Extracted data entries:
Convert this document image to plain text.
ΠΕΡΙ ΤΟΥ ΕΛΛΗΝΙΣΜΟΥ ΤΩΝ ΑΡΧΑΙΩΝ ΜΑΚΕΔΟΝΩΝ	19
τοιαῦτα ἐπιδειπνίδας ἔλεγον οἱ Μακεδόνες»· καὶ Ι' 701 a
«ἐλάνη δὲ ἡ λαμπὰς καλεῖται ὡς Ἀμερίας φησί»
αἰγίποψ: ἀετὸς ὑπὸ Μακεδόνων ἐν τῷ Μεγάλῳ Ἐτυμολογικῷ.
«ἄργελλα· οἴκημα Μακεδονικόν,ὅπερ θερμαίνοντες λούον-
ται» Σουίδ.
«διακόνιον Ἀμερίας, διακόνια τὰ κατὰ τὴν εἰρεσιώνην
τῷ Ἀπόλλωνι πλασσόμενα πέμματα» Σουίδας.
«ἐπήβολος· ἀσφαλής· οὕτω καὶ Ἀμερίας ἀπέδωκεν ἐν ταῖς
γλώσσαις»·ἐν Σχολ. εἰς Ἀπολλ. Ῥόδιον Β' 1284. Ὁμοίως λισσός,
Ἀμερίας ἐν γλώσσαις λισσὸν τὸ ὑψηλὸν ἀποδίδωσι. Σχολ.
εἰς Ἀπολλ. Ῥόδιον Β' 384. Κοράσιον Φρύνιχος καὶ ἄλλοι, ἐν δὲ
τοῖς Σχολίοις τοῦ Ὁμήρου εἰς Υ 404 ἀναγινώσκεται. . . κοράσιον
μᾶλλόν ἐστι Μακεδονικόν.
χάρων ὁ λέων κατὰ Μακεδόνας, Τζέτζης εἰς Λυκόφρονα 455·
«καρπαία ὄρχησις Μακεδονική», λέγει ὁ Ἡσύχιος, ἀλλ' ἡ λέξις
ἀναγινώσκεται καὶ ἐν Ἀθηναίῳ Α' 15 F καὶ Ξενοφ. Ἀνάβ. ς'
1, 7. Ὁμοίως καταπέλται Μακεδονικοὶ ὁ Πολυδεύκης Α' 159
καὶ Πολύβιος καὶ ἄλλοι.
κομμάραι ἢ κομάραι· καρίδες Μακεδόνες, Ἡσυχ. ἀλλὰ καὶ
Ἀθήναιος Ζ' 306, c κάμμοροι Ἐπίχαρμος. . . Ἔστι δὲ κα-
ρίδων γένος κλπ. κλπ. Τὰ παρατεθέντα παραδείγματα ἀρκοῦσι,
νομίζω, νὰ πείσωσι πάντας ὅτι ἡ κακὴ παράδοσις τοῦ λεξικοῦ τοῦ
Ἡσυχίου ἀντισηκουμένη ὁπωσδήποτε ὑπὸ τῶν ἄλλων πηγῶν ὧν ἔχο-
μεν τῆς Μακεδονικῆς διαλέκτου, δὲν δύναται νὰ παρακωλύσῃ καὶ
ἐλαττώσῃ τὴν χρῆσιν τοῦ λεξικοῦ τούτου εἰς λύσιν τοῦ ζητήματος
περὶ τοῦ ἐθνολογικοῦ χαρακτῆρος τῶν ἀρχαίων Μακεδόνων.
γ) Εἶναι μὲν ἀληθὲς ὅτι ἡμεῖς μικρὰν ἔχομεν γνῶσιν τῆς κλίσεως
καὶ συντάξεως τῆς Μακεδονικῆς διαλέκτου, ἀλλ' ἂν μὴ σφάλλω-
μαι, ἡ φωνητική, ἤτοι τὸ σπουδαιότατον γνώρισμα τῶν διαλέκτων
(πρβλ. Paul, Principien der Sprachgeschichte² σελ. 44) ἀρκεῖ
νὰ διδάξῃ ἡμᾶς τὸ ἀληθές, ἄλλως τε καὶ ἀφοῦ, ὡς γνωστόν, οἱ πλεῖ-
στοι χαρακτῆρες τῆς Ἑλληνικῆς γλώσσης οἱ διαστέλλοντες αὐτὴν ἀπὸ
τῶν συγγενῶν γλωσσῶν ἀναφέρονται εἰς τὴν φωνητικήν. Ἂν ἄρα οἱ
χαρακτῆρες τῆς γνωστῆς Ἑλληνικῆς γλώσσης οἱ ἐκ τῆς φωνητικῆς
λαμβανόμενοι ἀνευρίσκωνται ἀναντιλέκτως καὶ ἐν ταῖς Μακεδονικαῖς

• [Your goal]:
In the entries above, identify each line that includes the string "ἀναγινώσκεται", then copy it.

• [Response to the exercise]:
τοῖς Σχολίοις τοῦ Ὁμήρου εἰς Υ 404 ἀναγινώσκεται. . . κοράσιον
ἀναγινώσκεται καὶ ἐν Ἀθηναίῳ Α' 15 F καὶ Ξενοφ. Ἀνάβ. ς'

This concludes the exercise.